PROBLEM DETAILS:
Omit the pictures and return every entry exactly as written.

-------

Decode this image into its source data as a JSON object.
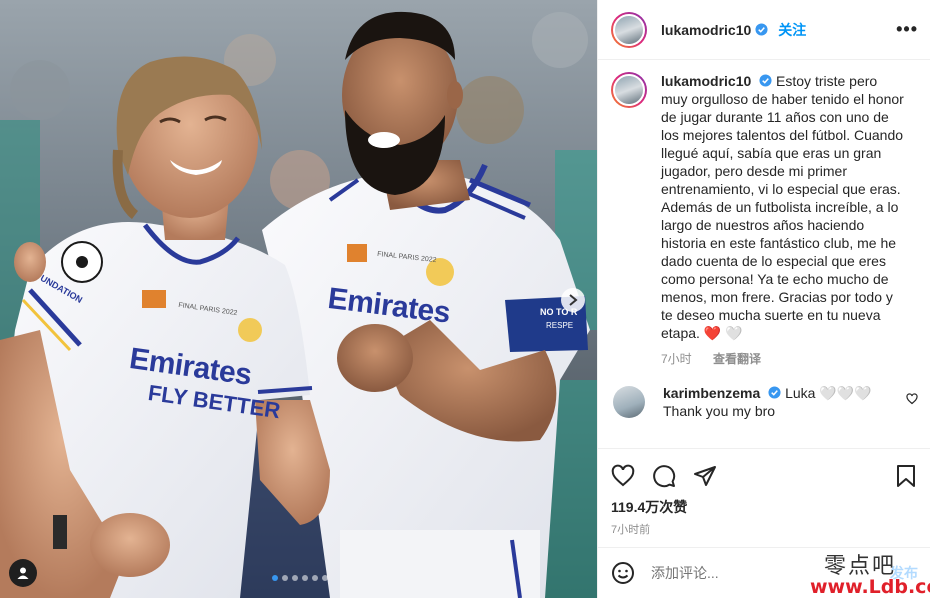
{
  "post": {
    "username": "lukamodric10",
    "follow_label": "关注",
    "more_label": "•••",
    "caption": "Estoy triste pero muy orgulloso de haber tenido el honor de jugar durante 11 años con uno de los mejores talentos del fútbol. Cuando llegué aquí, sabía que eras un gran jugador, pero desde mi primer entrenamiento, vi lo especial que eras. Además de un futbolista increíble, a lo largo de nuestros años haciendo historia en este fantástico club, me he dado cuenta de lo especial que eres como persona! Ya te echo mucho de menos, mon frere. Gracias por todo y te deseo mucha suerte en tu nueva etapa. ❤️ 🤍",
    "caption_time": "7小时",
    "translate_label": "查看翻译"
  },
  "comment": {
    "username": "karimbenzema",
    "text_line1": "Luka 🤍🤍🤍",
    "text_line2": "Thank you my bro"
  },
  "actions": {
    "likes": "119.4万次赞",
    "time": "7小时前"
  },
  "add_comment": {
    "placeholder": "添加评论...",
    "post_label": "发布"
  },
  "photo": {
    "jersey_sponsor_line1": "Emirates",
    "jersey_sponsor_line2": "FLY BETTER",
    "jersey_text": "FINAL PARIS 2022",
    "armband_line1": "NO TO R",
    "armband_line2": "RESPE",
    "sleeve_text": "UNDATION",
    "carousel_count": 6,
    "carousel_active": 0
  },
  "watermark": {
    "line1": "零点吧",
    "line2": "www.Ldb.cc"
  },
  "colors": {
    "link_blue": "#0095f6",
    "verified_blue": "#3897f0",
    "muted": "#8e8e8e",
    "madrid_blue": "#2a3a9a",
    "heart_red": "#e0245e"
  }
}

-------

SOLUTION FOR THIS TASK:
Decode this image into its source data as a JSON object.
{
  "post": {
    "username": "lukamodric10",
    "follow_label": "关注",
    "more_label": "•••",
    "caption": "Estoy triste pero muy orgulloso de haber tenido el honor de jugar durante 11 años con uno de los mejores talentos del fútbol. Cuando llegué aquí, sabía que eras un gran jugador, pero desde mi primer entrenamiento, vi lo especial que eras. Además de un futbolista increíble, a lo largo de nuestros años haciendo historia en este fantástico club, me he dado cuenta de lo especial que eres como persona! Ya te echo mucho de menos, mon frere. Gracias por todo y te deseo mucha suerte en tu nueva etapa. ❤️ 🤍",
    "caption_time": "7小时",
    "translate_label": "查看翻译"
  },
  "comment": {
    "username": "karimbenzema",
    "text_line1": "Luka 🤍🤍🤍",
    "text_line2": "Thank you my bro"
  },
  "actions": {
    "likes": "119.4万次赞",
    "time": "7小时前"
  },
  "add_comment": {
    "placeholder": "添加评论...",
    "post_label": "发布"
  },
  "photo": {
    "jersey_sponsor_line1": "Emirates",
    "jersey_sponsor_line2": "FLY BETTER",
    "jersey_text": "FINAL PARIS 2022",
    "armband_line1": "NO TO R",
    "armband_line2": "RESPE",
    "sleeve_text": "UNDATION",
    "carousel_count": 6,
    "carousel_active": 0
  },
  "watermark": {
    "line1": "零点吧",
    "line2": "www.Ldb.cc"
  },
  "colors": {
    "link_blue": "#0095f6",
    "verified_blue": "#3897f0",
    "muted": "#8e8e8e",
    "madrid_blue": "#2a3a9a",
    "heart_red": "#e0245e"
  }
}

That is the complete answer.